[START OF DATA EXCERPTS]

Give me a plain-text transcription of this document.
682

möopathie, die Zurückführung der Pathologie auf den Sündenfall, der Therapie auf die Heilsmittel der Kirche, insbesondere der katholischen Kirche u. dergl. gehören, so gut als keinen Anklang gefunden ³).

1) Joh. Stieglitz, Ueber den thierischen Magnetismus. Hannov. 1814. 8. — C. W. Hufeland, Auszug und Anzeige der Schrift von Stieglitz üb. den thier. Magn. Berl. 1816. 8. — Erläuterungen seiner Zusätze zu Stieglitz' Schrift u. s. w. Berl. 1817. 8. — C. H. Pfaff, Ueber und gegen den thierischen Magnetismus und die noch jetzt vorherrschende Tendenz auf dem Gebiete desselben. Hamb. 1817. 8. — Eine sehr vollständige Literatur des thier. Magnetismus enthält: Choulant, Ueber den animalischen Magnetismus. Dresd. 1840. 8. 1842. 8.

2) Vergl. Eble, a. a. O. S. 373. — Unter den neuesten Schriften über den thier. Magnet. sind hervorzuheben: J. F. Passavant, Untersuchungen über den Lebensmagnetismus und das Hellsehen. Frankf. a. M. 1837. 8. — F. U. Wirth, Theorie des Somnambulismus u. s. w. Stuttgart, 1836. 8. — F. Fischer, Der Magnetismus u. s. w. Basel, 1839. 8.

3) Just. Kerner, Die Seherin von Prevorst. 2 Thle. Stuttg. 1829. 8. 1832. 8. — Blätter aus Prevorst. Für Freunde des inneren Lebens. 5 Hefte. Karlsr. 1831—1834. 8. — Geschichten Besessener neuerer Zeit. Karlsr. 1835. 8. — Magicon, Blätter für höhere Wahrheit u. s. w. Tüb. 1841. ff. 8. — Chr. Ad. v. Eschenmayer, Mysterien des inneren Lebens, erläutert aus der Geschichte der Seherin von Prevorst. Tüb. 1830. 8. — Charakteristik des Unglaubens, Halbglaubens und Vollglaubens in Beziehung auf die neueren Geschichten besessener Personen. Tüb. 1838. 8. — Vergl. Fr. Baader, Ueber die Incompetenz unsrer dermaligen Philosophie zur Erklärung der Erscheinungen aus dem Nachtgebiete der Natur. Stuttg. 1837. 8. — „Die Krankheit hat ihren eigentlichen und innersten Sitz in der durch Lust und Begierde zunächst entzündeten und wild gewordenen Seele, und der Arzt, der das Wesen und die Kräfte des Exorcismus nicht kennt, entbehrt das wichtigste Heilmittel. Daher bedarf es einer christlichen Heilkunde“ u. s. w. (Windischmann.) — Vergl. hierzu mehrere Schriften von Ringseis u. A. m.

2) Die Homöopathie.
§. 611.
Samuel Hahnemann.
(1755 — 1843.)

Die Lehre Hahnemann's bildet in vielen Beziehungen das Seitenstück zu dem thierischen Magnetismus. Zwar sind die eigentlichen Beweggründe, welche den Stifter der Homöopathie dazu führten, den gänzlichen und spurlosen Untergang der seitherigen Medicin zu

[END OF DATA EXCERPTS]

__DESCRIPTION OF THE TASK__. What is the number of lines above that contain "Homöopathie"? Answer with that number only.

__OUTPUT FOR THIS TASK__. 2